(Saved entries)
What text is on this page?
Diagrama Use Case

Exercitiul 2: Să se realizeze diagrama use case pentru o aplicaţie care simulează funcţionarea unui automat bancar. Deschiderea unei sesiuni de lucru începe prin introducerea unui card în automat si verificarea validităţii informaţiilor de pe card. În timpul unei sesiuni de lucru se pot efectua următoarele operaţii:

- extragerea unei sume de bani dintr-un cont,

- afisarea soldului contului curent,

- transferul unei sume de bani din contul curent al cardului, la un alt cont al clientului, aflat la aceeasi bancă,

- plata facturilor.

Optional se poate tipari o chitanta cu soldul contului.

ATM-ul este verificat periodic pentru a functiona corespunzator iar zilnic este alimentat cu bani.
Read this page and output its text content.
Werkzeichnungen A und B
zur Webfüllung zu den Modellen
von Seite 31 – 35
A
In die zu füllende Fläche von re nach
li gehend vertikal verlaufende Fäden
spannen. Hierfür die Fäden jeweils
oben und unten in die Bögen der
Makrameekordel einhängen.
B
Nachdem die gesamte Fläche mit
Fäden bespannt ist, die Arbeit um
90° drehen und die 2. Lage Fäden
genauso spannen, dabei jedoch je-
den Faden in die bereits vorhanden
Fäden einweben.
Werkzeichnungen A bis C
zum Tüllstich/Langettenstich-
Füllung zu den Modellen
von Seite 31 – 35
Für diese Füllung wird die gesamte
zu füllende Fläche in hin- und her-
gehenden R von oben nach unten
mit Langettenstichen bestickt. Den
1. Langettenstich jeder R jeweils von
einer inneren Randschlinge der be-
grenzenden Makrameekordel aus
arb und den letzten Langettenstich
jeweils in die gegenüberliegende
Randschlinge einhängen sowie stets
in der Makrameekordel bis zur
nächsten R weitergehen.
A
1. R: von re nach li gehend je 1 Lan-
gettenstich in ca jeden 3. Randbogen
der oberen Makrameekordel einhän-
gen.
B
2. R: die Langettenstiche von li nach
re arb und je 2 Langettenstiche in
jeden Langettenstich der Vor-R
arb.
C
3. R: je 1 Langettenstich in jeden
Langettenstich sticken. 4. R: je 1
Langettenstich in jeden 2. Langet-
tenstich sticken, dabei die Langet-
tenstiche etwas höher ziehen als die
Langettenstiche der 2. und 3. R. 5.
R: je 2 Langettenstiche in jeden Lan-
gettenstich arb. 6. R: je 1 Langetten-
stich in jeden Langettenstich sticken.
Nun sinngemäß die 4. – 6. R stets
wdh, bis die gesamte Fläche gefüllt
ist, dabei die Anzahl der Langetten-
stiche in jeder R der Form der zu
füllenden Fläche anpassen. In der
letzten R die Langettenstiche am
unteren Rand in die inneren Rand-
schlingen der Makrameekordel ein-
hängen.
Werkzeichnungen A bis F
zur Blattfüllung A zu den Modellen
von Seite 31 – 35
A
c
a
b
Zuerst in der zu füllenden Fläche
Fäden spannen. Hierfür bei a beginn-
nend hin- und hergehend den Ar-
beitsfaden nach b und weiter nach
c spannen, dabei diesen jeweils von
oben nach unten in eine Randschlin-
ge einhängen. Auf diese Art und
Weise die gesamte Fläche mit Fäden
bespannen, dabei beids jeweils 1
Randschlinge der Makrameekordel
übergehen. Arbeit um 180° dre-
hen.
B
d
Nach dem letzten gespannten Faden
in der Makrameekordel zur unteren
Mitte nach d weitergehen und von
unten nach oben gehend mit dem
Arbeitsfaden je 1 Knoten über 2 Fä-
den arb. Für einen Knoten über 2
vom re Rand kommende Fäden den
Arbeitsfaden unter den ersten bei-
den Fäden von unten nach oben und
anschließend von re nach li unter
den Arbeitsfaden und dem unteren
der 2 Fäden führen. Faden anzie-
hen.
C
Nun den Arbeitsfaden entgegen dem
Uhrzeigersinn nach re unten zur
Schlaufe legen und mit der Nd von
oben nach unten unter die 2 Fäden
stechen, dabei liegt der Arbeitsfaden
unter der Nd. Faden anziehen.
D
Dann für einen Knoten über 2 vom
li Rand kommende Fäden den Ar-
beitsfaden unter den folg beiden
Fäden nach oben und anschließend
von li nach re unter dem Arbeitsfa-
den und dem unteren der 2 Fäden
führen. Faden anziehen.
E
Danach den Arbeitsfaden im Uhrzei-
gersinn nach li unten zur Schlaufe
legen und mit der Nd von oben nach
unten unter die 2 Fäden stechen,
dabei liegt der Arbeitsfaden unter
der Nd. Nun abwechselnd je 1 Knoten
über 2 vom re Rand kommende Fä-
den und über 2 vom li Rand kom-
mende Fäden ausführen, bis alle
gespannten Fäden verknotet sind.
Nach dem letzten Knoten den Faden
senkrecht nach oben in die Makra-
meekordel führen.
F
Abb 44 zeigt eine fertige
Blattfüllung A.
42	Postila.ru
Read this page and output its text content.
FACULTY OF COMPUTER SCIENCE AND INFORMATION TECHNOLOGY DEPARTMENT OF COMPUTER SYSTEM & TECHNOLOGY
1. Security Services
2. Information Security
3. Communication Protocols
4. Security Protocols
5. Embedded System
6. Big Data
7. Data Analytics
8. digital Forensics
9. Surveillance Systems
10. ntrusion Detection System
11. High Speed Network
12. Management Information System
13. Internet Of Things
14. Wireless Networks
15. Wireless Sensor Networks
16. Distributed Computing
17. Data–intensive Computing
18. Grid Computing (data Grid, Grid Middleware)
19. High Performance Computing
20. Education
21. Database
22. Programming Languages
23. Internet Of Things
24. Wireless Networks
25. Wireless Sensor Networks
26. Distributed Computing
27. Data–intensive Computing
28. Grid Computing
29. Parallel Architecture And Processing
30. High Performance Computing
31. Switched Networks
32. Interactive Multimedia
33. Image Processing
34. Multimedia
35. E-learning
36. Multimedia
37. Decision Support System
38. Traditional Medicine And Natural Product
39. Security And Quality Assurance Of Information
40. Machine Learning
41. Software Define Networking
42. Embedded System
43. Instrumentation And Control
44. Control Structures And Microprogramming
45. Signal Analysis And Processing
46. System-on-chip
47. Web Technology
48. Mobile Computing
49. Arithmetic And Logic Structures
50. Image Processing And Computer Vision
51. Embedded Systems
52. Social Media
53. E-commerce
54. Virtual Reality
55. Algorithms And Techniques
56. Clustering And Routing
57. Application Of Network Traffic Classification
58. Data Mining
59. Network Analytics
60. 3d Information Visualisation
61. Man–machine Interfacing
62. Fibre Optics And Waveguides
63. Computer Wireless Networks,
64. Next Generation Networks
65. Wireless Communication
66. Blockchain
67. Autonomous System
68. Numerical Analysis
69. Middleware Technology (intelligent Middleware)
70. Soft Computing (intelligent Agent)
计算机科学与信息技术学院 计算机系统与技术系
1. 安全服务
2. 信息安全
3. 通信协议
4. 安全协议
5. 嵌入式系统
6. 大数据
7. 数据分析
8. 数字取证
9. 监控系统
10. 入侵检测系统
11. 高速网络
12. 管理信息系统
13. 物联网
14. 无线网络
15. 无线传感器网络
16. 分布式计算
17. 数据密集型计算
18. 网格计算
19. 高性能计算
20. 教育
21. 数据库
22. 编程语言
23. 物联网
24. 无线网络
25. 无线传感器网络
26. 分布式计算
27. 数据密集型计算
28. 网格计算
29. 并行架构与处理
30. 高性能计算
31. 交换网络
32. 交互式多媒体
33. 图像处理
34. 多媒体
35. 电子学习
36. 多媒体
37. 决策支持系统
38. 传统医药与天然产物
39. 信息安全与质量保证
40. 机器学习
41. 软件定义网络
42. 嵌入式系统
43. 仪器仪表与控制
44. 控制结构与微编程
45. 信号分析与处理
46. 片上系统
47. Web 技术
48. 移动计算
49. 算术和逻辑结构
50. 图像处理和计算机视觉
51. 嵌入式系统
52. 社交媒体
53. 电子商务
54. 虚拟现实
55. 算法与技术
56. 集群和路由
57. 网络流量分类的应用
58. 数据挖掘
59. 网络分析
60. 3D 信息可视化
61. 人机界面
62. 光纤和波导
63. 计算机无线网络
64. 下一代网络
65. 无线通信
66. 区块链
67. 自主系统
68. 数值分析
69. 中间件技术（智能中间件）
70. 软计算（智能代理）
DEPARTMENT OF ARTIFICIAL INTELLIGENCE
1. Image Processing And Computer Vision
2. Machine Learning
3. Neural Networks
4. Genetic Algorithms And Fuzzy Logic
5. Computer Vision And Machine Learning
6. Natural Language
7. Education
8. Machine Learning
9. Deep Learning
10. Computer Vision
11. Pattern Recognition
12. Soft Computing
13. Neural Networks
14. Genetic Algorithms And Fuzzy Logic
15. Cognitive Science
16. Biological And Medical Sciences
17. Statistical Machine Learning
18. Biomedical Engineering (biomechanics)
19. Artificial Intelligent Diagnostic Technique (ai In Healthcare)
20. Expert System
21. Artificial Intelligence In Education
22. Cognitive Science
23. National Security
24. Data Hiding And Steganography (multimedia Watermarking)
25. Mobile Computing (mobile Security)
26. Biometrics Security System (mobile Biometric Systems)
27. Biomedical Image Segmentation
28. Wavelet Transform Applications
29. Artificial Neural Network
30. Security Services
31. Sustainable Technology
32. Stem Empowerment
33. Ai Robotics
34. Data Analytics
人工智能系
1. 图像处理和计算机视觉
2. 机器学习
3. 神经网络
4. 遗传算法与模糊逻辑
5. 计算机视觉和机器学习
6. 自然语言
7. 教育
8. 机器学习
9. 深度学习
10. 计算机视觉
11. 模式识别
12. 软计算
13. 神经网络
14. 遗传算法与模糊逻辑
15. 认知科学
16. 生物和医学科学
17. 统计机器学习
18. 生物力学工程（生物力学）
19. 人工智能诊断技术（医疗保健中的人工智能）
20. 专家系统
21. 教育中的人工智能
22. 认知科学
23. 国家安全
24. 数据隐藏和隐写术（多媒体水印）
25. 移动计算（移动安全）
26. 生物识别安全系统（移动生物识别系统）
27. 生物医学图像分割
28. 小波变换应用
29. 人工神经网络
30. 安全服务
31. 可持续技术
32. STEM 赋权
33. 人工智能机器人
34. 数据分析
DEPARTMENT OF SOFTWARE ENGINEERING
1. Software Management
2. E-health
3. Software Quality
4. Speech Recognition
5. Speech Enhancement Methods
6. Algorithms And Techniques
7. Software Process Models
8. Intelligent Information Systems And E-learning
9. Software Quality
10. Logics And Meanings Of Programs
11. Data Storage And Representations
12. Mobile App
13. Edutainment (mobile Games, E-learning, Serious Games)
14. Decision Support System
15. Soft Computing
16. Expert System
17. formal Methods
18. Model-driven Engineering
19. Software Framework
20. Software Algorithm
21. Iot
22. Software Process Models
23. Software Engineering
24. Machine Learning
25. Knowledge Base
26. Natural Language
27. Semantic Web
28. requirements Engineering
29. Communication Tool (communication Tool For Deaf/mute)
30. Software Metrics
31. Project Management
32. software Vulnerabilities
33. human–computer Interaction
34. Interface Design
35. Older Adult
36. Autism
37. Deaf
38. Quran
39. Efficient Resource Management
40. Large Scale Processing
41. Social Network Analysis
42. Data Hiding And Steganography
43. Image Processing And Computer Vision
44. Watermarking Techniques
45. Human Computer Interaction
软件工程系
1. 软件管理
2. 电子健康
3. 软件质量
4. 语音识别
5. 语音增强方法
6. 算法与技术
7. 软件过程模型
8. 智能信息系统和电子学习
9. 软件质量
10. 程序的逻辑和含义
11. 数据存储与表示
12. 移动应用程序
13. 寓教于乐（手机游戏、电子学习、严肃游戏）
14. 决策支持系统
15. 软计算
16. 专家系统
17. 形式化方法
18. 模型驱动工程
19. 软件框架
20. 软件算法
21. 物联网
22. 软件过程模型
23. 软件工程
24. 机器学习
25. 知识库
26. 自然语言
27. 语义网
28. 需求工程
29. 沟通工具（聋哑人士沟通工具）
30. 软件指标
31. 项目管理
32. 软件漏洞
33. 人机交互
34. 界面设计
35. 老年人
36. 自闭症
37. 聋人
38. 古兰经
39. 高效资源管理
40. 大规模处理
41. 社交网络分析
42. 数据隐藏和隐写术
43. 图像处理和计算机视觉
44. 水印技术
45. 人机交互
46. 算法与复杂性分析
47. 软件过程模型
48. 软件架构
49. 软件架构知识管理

*Required work*:
Copy out every line in the entries above that holds "Blattfüllung".

*Reply*:
zur Blattfüllung A zu den Modellen
Blattfüllung A.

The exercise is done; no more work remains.